■ Task requirements: Transcribe the records below exactly, leaving out any pictures.

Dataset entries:
-- -- --
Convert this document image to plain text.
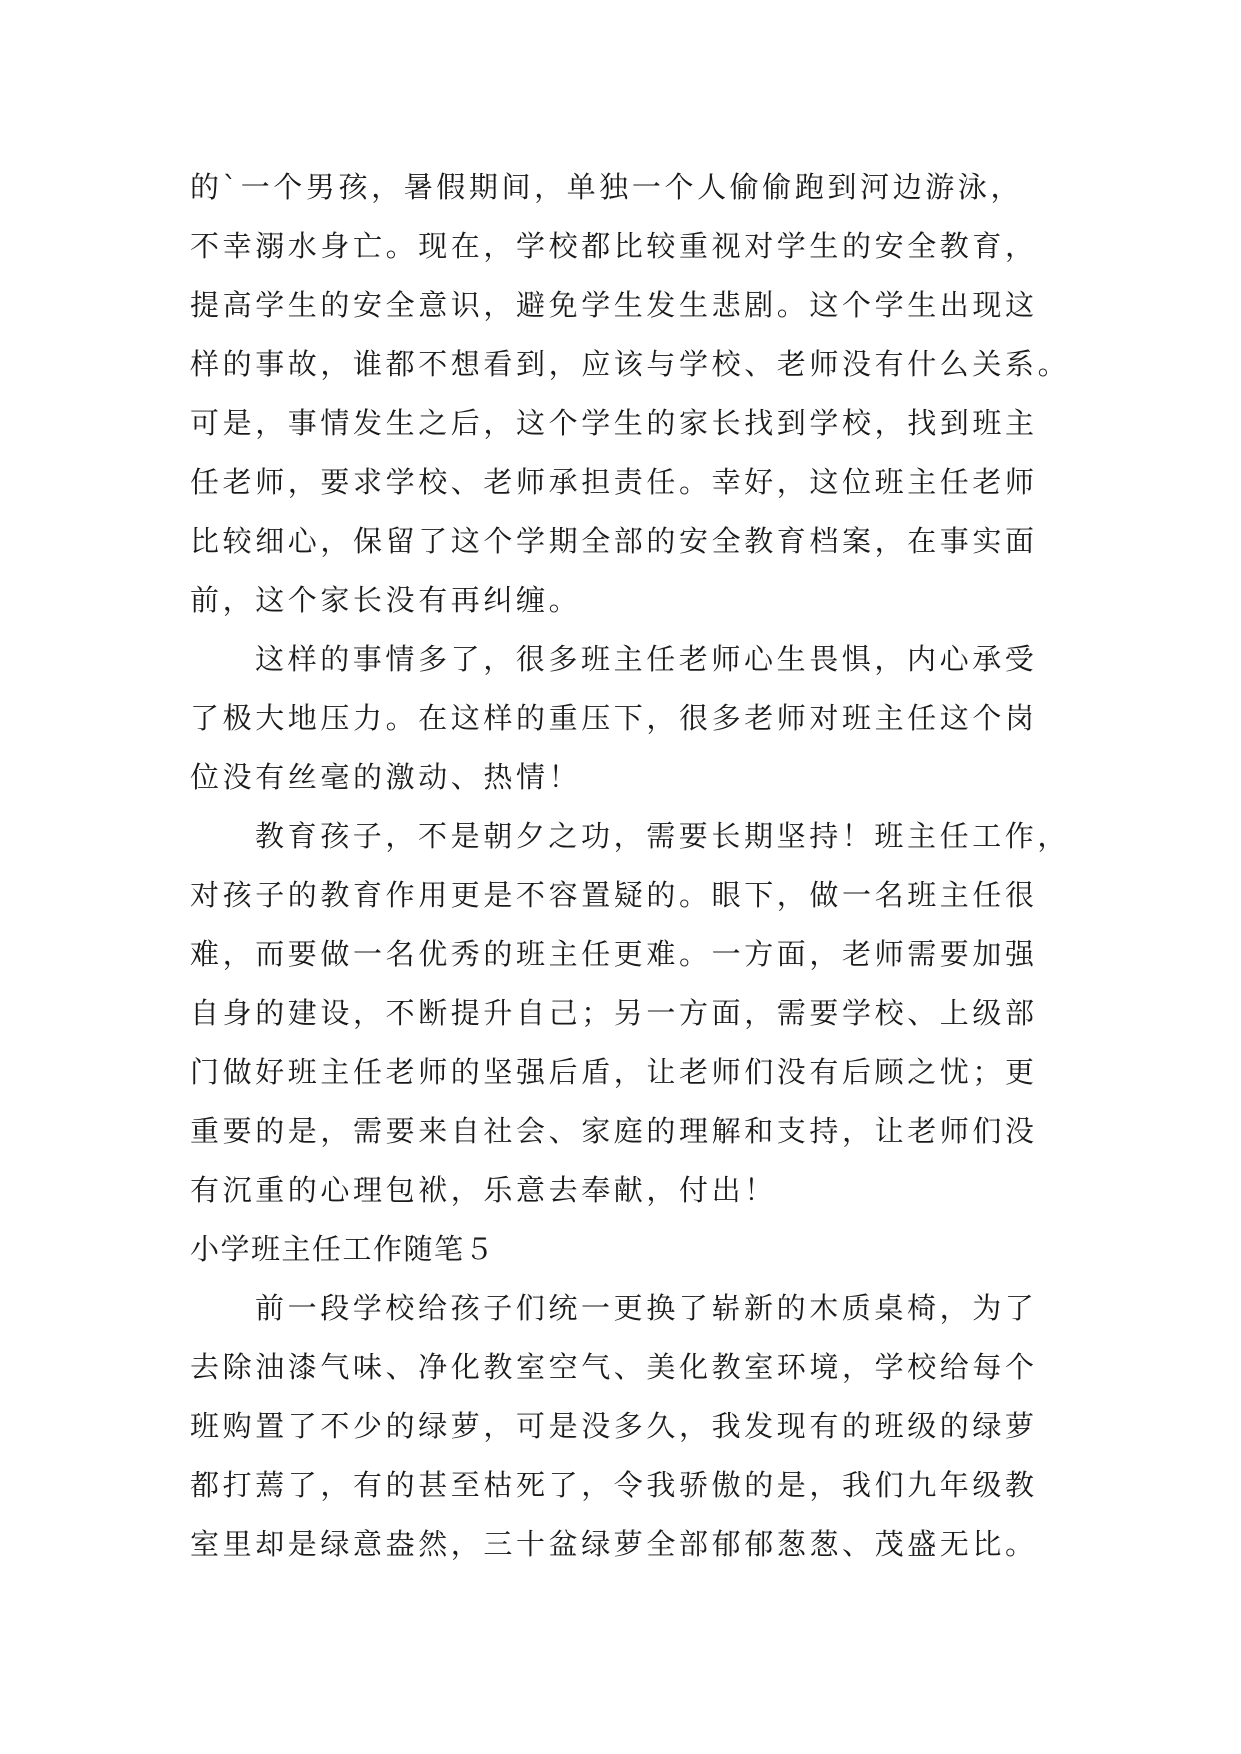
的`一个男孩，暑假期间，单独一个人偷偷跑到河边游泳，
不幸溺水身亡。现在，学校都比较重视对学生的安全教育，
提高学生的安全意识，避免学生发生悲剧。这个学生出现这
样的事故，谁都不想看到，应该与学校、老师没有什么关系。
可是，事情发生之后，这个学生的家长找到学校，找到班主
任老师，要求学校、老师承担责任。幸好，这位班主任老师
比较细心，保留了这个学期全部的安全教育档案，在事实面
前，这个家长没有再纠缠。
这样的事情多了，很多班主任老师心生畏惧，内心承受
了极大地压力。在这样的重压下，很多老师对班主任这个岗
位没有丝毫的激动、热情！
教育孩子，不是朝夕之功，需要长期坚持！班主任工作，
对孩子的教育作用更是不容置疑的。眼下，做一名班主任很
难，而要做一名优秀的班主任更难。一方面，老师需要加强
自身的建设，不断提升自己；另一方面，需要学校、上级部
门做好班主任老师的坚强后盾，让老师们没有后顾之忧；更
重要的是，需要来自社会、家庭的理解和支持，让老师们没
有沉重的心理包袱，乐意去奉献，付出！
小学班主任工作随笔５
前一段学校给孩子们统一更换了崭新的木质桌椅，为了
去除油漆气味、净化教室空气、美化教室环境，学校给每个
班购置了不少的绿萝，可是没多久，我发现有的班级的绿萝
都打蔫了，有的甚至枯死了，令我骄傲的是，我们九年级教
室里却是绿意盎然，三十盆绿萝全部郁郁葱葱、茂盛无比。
-- -- --
■ Response to this task:
Convert this document image to plain text.
的`一个男孩，暑假期间，单独一个人偷偷跑到河边游泳，
不幸溺水身亡。现在，学校都比较重视对学生的安全教育，
提高学生的安全意识，避免学生发生悲剧。这个学生出现这
样的事故，谁都不想看到，应该与学校、老师没有什么关系。
可是，事情发生之后，这个学生的家长找到学校，找到班主
任老师，要求学校、老师承担责任。幸好，这位班主任老师
比较细心，保留了这个学期全部的安全教育档案，在事实面
前，这个家长没有再纠缠。
这样的事情多了，很多班主任老师心生畏惧，内心承受
了极大地压力。在这样的重压下，很多老师对班主任这个岗
位没有丝毫的激动、热情！
教育孩子，不是朝夕之功，需要长期坚持！班主任工作，
对孩子的教育作用更是不容置疑的。眼下，做一名班主任很
难，而要做一名优秀的班主任更难。一方面，老师需要加强
自身的建设，不断提升自己；另一方面，需要学校、上级部
门做好班主任老师的坚强后盾，让老师们没有后顾之忧；更
重要的是，需要来自社会、家庭的理解和支持，让老师们没
有沉重的心理包袱，乐意去奉献，付出！
小学班主任工作随笔５
前一段学校给孩子们统一更换了崭新的木质桌椅，为了
去除油漆气味、净化教室空气、美化教室环境，学校给每个
班购置了不少的绿萝，可是没多久，我发现有的班级的绿萝
都打蔫了，有的甚至枯死了，令我骄傲的是，我们九年级教
室里却是绿意盎然，三十盆绿萝全部郁郁葱葱、茂盛无比。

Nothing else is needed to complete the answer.